[Records about charts and figures]
(begin)
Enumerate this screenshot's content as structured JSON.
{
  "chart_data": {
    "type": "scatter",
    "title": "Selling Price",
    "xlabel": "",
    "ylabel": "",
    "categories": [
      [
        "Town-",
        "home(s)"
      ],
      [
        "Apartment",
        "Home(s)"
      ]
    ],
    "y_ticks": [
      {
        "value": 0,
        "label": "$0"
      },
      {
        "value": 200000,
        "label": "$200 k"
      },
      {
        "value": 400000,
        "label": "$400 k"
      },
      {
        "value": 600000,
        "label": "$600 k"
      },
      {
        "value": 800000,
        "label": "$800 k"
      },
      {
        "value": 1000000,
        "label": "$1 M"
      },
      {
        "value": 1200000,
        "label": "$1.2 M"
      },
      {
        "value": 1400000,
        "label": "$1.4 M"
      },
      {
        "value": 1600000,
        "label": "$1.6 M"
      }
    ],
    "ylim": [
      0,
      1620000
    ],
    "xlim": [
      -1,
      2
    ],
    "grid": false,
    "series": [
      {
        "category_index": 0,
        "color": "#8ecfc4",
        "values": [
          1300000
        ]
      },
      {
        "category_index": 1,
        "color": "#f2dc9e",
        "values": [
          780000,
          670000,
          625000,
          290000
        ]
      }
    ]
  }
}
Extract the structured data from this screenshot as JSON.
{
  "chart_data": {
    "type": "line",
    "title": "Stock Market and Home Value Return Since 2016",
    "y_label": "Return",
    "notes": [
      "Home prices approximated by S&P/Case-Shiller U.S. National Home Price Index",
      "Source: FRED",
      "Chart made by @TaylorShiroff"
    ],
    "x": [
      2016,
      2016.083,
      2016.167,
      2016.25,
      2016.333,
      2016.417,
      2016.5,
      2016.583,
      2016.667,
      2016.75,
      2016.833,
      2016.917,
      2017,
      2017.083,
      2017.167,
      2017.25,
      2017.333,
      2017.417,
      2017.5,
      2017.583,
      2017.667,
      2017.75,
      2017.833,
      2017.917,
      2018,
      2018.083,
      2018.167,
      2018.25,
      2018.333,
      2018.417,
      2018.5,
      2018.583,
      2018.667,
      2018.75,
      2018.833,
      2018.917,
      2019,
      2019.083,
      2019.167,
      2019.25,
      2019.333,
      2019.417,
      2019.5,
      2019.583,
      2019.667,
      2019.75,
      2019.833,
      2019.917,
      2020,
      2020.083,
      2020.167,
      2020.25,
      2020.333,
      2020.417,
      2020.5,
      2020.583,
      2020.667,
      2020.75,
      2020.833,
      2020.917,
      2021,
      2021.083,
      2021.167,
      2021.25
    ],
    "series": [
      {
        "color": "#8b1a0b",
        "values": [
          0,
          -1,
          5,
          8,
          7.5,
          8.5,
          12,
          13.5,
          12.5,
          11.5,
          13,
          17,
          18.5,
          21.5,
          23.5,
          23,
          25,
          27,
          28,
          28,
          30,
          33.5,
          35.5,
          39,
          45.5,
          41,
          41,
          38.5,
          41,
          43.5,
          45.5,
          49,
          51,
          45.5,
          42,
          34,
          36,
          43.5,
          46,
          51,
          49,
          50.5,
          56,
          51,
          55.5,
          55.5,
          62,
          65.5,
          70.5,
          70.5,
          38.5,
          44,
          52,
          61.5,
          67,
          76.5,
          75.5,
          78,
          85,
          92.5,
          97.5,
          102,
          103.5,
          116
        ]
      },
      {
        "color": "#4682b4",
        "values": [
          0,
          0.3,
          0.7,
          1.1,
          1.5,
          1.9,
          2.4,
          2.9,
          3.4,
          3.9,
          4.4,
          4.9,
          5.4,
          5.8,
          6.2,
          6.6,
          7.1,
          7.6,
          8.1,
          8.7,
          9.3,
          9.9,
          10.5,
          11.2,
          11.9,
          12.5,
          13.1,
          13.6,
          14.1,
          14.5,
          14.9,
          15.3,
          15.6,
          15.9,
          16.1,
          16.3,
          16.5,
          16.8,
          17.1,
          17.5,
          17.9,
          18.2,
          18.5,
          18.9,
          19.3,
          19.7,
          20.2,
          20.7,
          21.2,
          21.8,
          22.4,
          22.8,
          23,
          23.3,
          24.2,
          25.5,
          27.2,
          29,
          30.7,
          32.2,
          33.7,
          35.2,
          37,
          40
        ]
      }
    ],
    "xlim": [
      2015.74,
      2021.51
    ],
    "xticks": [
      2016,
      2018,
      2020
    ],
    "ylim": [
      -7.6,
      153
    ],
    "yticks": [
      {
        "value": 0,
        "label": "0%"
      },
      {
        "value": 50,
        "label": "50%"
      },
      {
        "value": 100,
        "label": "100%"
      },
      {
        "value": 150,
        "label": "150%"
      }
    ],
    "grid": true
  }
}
(end)
(begin)
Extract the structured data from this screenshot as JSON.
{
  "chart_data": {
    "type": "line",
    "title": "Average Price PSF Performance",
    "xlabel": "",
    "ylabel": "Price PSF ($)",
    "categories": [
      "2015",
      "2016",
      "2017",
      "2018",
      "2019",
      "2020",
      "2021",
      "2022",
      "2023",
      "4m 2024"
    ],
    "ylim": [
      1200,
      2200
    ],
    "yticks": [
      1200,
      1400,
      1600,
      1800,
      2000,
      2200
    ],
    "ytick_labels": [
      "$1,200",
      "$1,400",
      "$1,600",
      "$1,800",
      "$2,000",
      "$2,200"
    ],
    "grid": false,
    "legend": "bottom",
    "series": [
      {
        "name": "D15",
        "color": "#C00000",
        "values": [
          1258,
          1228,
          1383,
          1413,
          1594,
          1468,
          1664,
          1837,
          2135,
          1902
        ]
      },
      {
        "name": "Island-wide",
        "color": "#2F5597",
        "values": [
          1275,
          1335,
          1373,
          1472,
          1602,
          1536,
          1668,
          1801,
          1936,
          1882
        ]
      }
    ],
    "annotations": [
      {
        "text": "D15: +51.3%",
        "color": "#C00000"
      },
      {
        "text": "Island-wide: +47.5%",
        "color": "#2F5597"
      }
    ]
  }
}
(end)
Short task — Within the listing above, copy each line that has the string "title".

Response —
    "title": "Selling Price",
    "title": "Stock Market and Home Value Return Since 2016",
    "title": "Average Price PSF Performance",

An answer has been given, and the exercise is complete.